* _Problem statement_: Return every line of the records below verbatim, with no pictures in the copy.

* _Figure collection entries_:
====

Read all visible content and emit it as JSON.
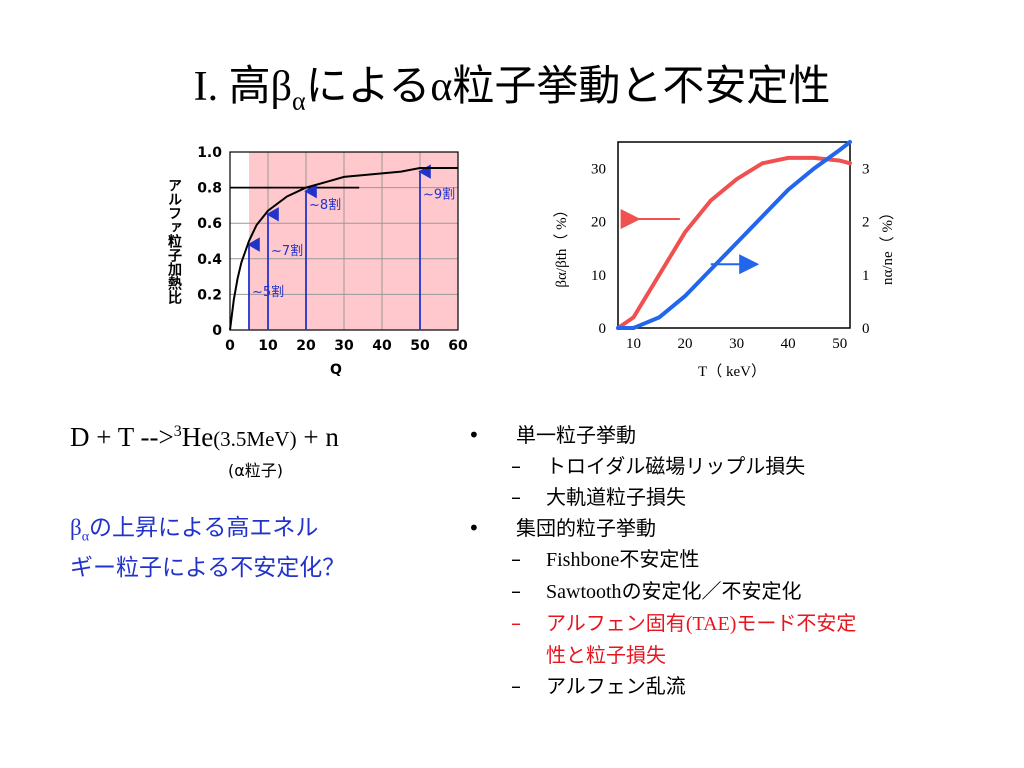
{
  "title": {
    "prefix": "I. 高",
    "beta": "β",
    "sub": "α",
    "suffix_kana": "による",
    "alpha": "α",
    "suffix": "粒子挙動と不安定性"
  },
  "chart_data": [
    {
      "type": "line",
      "ylabel": "アルファ粒子加熱比",
      "xlabel": "Q",
      "xlim": [
        0,
        60
      ],
      "ylim": [
        0,
        1.0
      ],
      "x_ticks": [
        "0",
        "10",
        "20",
        "30",
        "40",
        "50",
        "60"
      ],
      "y_ticks": [
        "0",
        "0.2",
        "0.4",
        "0.6",
        "0.8",
        "1.0"
      ],
      "shaded_region": {
        "x_from": 5,
        "x_to": 60
      },
      "reference_line": {
        "y": 0.8,
        "x_from": 0,
        "x_to": 34
      },
      "series": [
        {
          "x": [
            0,
            1,
            2,
            3,
            4,
            5,
            7,
            10,
            15,
            20,
            25,
            30,
            35,
            40,
            45,
            50,
            55,
            60
          ],
          "y": [
            0.0,
            0.17,
            0.29,
            0.38,
            0.44,
            0.5,
            0.59,
            0.67,
            0.75,
            0.8,
            0.83,
            0.86,
            0.87,
            0.88,
            0.89,
            0.91,
            0.91,
            0.91
          ]
        }
      ],
      "annotations": [
        {
          "x": 5,
          "label": "~5割"
        },
        {
          "x": 10,
          "label": "~7割"
        },
        {
          "x": 20,
          "label": "~8割"
        },
        {
          "x": 50,
          "label": "~9割"
        }
      ]
    },
    {
      "type": "line",
      "xlabel": "T（ keV）",
      "ylabel_left": "βα/βth（ %）",
      "ylabel_right": "nα/ne（ %）",
      "xlim": [
        7,
        52
      ],
      "ylim_left": [
        0,
        35
      ],
      "ylim_right": [
        0,
        3.5
      ],
      "x_ticks": [
        "10",
        "20",
        "30",
        "40",
        "50"
      ],
      "y_ticks_left": [
        "0",
        "10",
        "20",
        "30"
      ],
      "y_ticks_right": [
        "0",
        "1",
        "2",
        "3"
      ],
      "series": [
        {
          "color": "#f05050",
          "axis": "left",
          "x": [
            7,
            10,
            15,
            20,
            25,
            30,
            35,
            40,
            45,
            50,
            52
          ],
          "y": [
            0,
            2,
            10,
            18,
            24,
            28,
            31,
            32,
            32,
            31.5,
            31
          ]
        },
        {
          "color": "#2266ee",
          "axis": "right",
          "x": [
            7,
            10,
            15,
            20,
            25,
            30,
            35,
            40,
            45,
            50,
            52
          ],
          "y": [
            0,
            0,
            0.2,
            0.6,
            1.1,
            1.6,
            2.1,
            2.6,
            3.0,
            3.35,
            3.5
          ]
        }
      ]
    }
  ],
  "equation": {
    "main": "D + T -->",
    "sup": "3",
    "he": "He",
    "energy": "(3.5MeV)",
    "tail": " + n",
    "note": "(α粒子)"
  },
  "question": {
    "beta": "β",
    "sub": "α",
    "line1_rest": "の上昇による高エネル",
    "line2": "ギー粒子による不安定化？"
  },
  "bullets": {
    "single": {
      "label": "単一粒子挙動",
      "items": [
        "トロイダル磁場リップル損失",
        "大軌道粒子損失"
      ]
    },
    "collective": {
      "label": "集団的粒子挙動",
      "fishbone": {
        "latin": "Fishbone",
        "rest": "不安定性"
      },
      "sawtooth": {
        "latin": "Sawtooth",
        "rest": "の安定化／不安定化"
      },
      "alfven": {
        "pre": "アルフェン固有",
        "latin": "(TAE)",
        "rest": "モード不安定",
        "line2": "性と粒子損失"
      },
      "turbulence": "アルフェン乱流"
    }
  },
  "colors": {
    "pink": "#ffc8cc",
    "annotation_blue": "#2233cc",
    "question_blue": "#2233cc",
    "red_curve": "#f05050",
    "blue_curve": "#2266ee",
    "red_text": "#e8141e"
  }
}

====

* _Response to this exercise_:
Read all visible content and emit it as JSON.
{
  "title": {
    "prefix": "I. 高",
    "beta": "β",
    "sub": "α",
    "suffix_kana": "による",
    "alpha": "α",
    "suffix": "粒子挙動と不安定性"
  },
  "chart_data": [
    {
      "type": "line",
      "ylabel": "アルファ粒子加熱比",
      "xlabel": "Q",
      "xlim": [
        0,
        60
      ],
      "ylim": [
        0,
        1.0
      ],
      "x_ticks": [
        "0",
        "10",
        "20",
        "30",
        "40",
        "50",
        "60"
      ],
      "y_ticks": [
        "0",
        "0.2",
        "0.4",
        "0.6",
        "0.8",
        "1.0"
      ],
      "shaded_region": {
        "x_from": 5,
        "x_to": 60
      },
      "reference_line": {
        "y": 0.8,
        "x_from": 0,
        "x_to": 34
      },
      "series": [
        {
          "x": [
            0,
            1,
            2,
            3,
            4,
            5,
            7,
            10,
            15,
            20,
            25,
            30,
            35,
            40,
            45,
            50,
            55,
            60
          ],
          "y": [
            0.0,
            0.17,
            0.29,
            0.38,
            0.44,
            0.5,
            0.59,
            0.67,
            0.75,
            0.8,
            0.83,
            0.86,
            0.87,
            0.88,
            0.89,
            0.91,
            0.91,
            0.91
          ]
        }
      ],
      "annotations": [
        {
          "x": 5,
          "label": "~5割"
        },
        {
          "x": 10,
          "label": "~7割"
        },
        {
          "x": 20,
          "label": "~8割"
        },
        {
          "x": 50,
          "label": "~9割"
        }
      ]
    },
    {
      "type": "line",
      "xlabel": "T（ keV）",
      "ylabel_left": "βα/βth（ %）",
      "ylabel_right": "nα/ne（ %）",
      "xlim": [
        7,
        52
      ],
      "ylim_left": [
        0,
        35
      ],
      "ylim_right": [
        0,
        3.5
      ],
      "x_ticks": [
        "10",
        "20",
        "30",
        "40",
        "50"
      ],
      "y_ticks_left": [
        "0",
        "10",
        "20",
        "30"
      ],
      "y_ticks_right": [
        "0",
        "1",
        "2",
        "3"
      ],
      "series": [
        {
          "color": "#f05050",
          "axis": "left",
          "x": [
            7,
            10,
            15,
            20,
            25,
            30,
            35,
            40,
            45,
            50,
            52
          ],
          "y": [
            0,
            2,
            10,
            18,
            24,
            28,
            31,
            32,
            32,
            31.5,
            31
          ]
        },
        {
          "color": "#2266ee",
          "axis": "right",
          "x": [
            7,
            10,
            15,
            20,
            25,
            30,
            35,
            40,
            45,
            50,
            52
          ],
          "y": [
            0,
            0,
            0.2,
            0.6,
            1.1,
            1.6,
            2.1,
            2.6,
            3.0,
            3.35,
            3.5
          ]
        }
      ]
    }
  ],
  "equation": {
    "main": "D + T -->",
    "sup": "3",
    "he": "He",
    "energy": "(3.5MeV)",
    "tail": " + n",
    "note": "(α粒子)"
  },
  "question": {
    "beta": "β",
    "sub": "α",
    "line1_rest": "の上昇による高エネル",
    "line2": "ギー粒子による不安定化？"
  },
  "bullets": {
    "single": {
      "label": "単一粒子挙動",
      "items": [
        "トロイダル磁場リップル損失",
        "大軌道粒子損失"
      ]
    },
    "collective": {
      "label": "集団的粒子挙動",
      "fishbone": {
        "latin": "Fishbone",
        "rest": "不安定性"
      },
      "sawtooth": {
        "latin": "Sawtooth",
        "rest": "の安定化／不安定化"
      },
      "alfven": {
        "pre": "アルフェン固有",
        "latin": "(TAE)",
        "rest": "モード不安定",
        "line2": "性と粒子損失"
      },
      "turbulence": "アルフェン乱流"
    }
  },
  "colors": {
    "pink": "#ffc8cc",
    "annotation_blue": "#2233cc",
    "question_blue": "#2233cc",
    "red_curve": "#f05050",
    "blue_curve": "#2266ee",
    "red_text": "#e8141e"
  }
}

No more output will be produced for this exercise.